** BEGIN INFORMATION SHOWN **
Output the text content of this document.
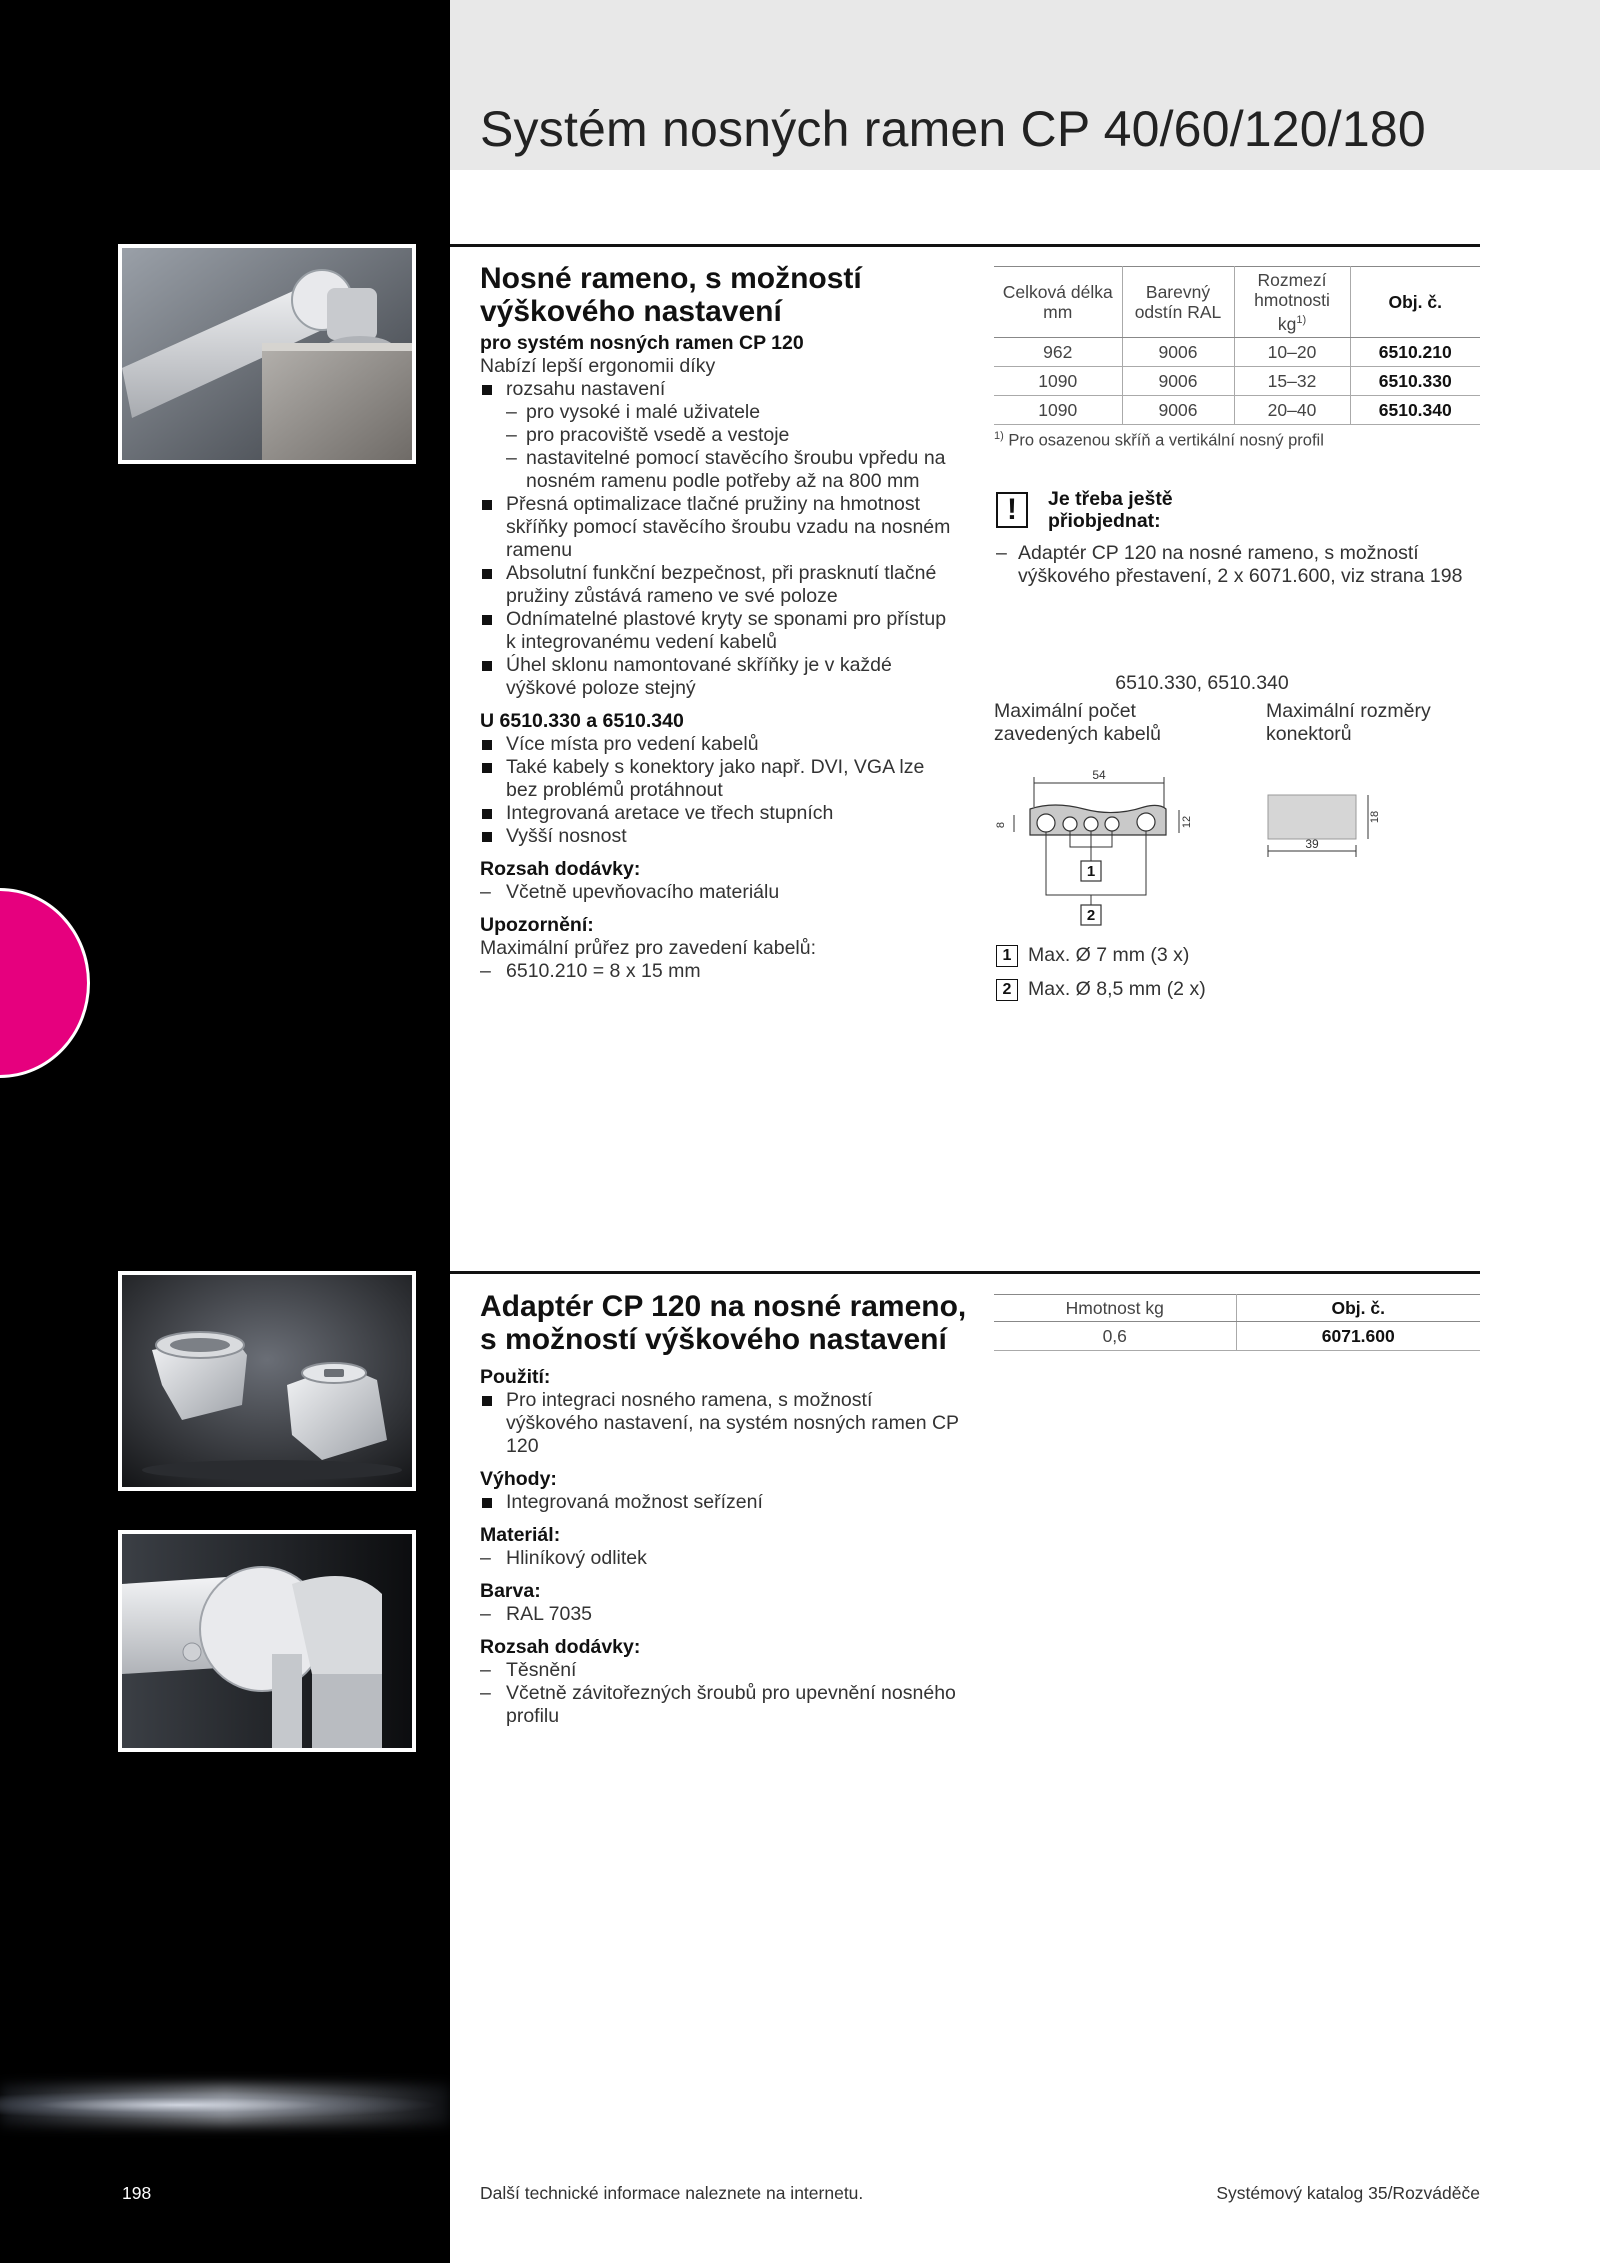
Systém nosných ramen CP 40/60/120/180
Nosné rameno, s možností výškového nastavení
pro systém nosných ramen CP 120
Nabízí lepší ergonomii díky
rozsahu nastavení
– pro vysoké i malé uživatele
– pro pracoviště vsedě a vestoje
– nastavitelné pomocí stavěcího šroubu vpředu na nosném ramenu podle potřeby až na 800 mm
Přesná optimalizace tlačné pružiny na hmotnost skříňky pomocí stavěcího šroubu vzadu na nosném ramenu
Absolutní funkční bezpečnost, při prasknutí tlačné pružiny zůstává rameno ve své poloze
Odnímatelné plastové kryty se sponami pro přístup k integrovanému vedení kabelů
Úhel sklonu namontované skříňky je v každé výškové poloze stejný
U 6510.330 a 6510.340
Více místa pro vedení kabelů
Také kabely s konektory jako např. DVI, VGA lze bez problémů protáhnout
Integrovaná aretace ve třech stupních
Vyšší nosnost
Rozsah dodávky:
– Včetně upevňovacího materiálu
Upozornění:
Maximální průřez pro zavedení kabelů:
– 6510.210 = 8 x 15 mm
Celková délka mm	Barevný odstín RAL	Rozmezí hmotnosti $kg^{1)}$	Obj. č.
962	9006	10–20	6510.210
1090	9006	15–32	6510.330
1090	9006	20–40	6510.340
$^{1)}$ Pro osazenou skříň a vertikální nosný profil
!	Je třeba ještě přiobjednat:
– Adaptér CP 120 na nosné rameno, s možností výškového přestavení, 2 x 6071.600, viz strana 198
6510.330, 6510.340
Maximální počet zavedených kabelů
Maximální rozměry konektorů
54
8	12
1
2
18
39
1 Max. Ø 7 mm (3 x)
2 Max. Ø 8,5 mm (2 x)
Adaptér CP 120 na nosné rameno, s možností výškového nastavení
Použití:
Pro integraci nosného ramena, s možností výškového nastavení, na systém nosných ramen CP 120
Výhody:
Integrovaná možnost seřízení
Materiál:
– Hliníkový odlitek
Barva:
– RAL 7035
Rozsah dodávky:
– Těsnění
– Včetně závitořezných šroubů pro upevnění nosného profilu
Hmotnost kg	Obj. č.
0,6	6071.600
198	Další technické informace naleznete na internetu.	Systémový katalog 35/Rozváděče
** END INFORMATION SHOWN **
- [GIVEN PROBLEM]: For the entries shown above, give the number of lines that include the word "skříňky", without any other text.

- [EXERCISE SOLUTION]: 2